-- start of Data for this task --
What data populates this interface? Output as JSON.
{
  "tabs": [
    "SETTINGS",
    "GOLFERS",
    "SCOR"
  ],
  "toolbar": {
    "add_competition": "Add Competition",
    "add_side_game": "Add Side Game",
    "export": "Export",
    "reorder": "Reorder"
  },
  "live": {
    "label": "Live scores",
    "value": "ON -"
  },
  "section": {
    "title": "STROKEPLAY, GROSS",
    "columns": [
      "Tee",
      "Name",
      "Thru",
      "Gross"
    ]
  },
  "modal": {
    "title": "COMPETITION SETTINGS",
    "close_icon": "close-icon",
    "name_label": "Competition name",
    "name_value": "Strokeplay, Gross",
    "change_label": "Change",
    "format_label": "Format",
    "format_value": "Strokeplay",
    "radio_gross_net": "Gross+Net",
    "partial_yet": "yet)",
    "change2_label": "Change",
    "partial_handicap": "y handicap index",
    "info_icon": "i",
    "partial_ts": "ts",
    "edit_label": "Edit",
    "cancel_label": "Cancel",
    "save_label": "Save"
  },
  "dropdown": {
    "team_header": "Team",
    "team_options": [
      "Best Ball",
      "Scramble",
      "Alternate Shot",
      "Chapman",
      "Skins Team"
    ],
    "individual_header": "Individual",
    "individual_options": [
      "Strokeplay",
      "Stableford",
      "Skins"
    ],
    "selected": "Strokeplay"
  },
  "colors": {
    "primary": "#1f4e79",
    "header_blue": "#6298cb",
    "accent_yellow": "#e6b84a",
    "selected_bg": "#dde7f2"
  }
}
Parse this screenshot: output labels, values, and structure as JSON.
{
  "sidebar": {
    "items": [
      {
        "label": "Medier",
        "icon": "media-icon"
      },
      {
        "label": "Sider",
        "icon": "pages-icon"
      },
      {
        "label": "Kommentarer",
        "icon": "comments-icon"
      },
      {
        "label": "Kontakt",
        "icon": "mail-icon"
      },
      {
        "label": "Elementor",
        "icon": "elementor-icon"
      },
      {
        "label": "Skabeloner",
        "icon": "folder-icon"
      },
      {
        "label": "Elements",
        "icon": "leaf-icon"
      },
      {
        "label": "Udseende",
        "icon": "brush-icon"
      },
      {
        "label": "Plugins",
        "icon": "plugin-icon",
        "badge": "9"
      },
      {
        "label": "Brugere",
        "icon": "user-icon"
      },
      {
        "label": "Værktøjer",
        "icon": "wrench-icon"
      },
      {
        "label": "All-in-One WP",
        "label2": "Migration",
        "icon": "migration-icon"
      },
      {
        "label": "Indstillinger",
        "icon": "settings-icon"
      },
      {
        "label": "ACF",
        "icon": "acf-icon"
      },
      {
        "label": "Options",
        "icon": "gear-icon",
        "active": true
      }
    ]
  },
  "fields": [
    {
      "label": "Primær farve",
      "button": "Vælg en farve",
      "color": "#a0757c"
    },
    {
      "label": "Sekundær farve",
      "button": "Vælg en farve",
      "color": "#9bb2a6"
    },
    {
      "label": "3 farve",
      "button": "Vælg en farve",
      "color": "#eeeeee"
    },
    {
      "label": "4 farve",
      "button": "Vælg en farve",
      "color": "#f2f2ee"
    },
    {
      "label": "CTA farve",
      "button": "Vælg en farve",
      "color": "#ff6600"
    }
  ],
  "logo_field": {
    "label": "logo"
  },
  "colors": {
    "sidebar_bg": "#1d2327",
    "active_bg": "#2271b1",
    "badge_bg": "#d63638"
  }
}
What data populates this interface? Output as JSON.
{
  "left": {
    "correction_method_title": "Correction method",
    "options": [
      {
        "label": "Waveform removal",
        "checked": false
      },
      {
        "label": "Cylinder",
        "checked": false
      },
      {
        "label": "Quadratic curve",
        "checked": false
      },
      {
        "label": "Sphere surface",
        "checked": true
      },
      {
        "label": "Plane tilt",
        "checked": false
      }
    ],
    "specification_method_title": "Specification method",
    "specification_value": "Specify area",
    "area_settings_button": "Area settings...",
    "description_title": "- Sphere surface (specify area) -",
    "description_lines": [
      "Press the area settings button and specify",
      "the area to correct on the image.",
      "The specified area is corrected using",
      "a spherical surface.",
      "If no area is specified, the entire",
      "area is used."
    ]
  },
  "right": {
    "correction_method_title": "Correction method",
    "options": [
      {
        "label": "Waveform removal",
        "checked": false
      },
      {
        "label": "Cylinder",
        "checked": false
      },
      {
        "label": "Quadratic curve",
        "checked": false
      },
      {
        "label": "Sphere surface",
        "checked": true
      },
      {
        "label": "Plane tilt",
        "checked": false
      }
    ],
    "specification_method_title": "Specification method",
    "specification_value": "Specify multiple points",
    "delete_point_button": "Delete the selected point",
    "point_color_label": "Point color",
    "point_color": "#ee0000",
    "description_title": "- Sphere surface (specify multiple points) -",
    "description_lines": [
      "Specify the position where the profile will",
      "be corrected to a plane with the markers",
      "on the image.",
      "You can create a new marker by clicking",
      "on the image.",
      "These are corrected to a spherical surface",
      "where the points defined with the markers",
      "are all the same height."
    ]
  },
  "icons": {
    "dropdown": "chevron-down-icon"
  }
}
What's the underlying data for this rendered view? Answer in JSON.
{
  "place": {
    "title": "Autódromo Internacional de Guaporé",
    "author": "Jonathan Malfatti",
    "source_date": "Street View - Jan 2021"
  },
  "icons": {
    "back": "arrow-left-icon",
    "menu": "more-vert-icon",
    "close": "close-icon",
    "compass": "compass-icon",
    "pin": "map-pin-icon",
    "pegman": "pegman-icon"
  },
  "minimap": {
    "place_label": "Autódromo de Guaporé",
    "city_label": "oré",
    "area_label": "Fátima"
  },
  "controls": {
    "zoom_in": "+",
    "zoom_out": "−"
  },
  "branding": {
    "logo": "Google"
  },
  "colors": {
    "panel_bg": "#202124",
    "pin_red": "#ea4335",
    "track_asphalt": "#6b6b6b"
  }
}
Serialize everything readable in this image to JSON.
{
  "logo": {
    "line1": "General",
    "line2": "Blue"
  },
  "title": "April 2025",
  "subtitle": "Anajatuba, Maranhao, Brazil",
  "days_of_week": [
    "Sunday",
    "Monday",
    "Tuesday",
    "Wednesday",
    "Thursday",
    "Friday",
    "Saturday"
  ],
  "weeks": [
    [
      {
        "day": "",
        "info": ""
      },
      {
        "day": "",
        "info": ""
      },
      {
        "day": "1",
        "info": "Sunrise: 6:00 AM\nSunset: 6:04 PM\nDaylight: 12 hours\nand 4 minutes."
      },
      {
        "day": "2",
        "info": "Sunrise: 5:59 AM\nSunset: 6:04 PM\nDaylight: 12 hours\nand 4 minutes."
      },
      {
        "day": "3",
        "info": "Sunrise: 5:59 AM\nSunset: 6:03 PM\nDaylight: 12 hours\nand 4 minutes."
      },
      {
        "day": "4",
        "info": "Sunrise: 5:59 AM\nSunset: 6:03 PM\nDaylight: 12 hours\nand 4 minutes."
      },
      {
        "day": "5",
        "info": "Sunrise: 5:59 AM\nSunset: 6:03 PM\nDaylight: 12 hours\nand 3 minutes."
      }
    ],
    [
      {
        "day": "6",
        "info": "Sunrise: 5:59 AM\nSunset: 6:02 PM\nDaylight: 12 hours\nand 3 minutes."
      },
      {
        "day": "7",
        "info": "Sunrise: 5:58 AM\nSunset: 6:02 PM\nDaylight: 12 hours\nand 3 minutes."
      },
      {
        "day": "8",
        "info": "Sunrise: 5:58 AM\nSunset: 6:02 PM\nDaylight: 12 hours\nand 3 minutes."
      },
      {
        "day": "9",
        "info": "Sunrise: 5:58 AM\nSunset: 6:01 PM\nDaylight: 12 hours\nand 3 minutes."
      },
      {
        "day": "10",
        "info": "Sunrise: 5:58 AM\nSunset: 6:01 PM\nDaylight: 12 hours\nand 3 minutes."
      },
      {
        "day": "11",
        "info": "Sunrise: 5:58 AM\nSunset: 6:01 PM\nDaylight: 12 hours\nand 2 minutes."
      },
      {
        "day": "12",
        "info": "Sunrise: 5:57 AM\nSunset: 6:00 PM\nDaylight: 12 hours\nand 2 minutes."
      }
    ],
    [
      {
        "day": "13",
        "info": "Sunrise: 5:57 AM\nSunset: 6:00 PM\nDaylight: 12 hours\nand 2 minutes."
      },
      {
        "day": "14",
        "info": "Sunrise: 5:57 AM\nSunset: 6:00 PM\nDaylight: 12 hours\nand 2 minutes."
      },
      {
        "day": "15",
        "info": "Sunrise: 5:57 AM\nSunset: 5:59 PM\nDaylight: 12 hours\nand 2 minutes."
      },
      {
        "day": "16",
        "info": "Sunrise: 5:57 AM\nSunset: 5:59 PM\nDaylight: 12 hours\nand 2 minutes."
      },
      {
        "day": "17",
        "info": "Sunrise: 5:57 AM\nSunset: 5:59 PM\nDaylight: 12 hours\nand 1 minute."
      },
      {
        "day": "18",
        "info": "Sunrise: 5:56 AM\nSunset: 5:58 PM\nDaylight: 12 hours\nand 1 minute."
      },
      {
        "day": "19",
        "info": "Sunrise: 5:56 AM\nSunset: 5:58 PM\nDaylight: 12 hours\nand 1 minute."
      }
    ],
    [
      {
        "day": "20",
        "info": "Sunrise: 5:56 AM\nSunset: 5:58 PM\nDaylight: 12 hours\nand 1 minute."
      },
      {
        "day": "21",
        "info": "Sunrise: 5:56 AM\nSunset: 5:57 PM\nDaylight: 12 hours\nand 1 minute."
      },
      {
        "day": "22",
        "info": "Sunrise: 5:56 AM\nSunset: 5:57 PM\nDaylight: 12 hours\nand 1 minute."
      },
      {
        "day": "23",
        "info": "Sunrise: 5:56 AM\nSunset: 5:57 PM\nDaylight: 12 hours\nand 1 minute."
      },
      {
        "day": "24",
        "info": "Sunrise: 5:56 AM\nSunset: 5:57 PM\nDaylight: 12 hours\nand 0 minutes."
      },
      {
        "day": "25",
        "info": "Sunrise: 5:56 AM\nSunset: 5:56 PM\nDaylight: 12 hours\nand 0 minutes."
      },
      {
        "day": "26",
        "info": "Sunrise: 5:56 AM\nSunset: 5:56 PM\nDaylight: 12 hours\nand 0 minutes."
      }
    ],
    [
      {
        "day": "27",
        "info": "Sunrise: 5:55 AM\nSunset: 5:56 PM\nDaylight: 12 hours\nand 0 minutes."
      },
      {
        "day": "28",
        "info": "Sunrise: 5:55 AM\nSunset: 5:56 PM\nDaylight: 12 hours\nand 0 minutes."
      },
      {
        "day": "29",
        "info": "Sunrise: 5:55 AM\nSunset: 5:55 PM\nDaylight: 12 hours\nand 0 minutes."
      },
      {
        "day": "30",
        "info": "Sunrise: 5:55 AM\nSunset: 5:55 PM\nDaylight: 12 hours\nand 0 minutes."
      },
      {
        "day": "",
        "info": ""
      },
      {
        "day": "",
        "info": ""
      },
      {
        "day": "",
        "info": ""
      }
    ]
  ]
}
-- end of Data for this task --
Requirements:
From the entries above, extract every line where the word "specified" appears.

Written answer:
      "The specified area is corrected using",
      "If no area is specified, the entire",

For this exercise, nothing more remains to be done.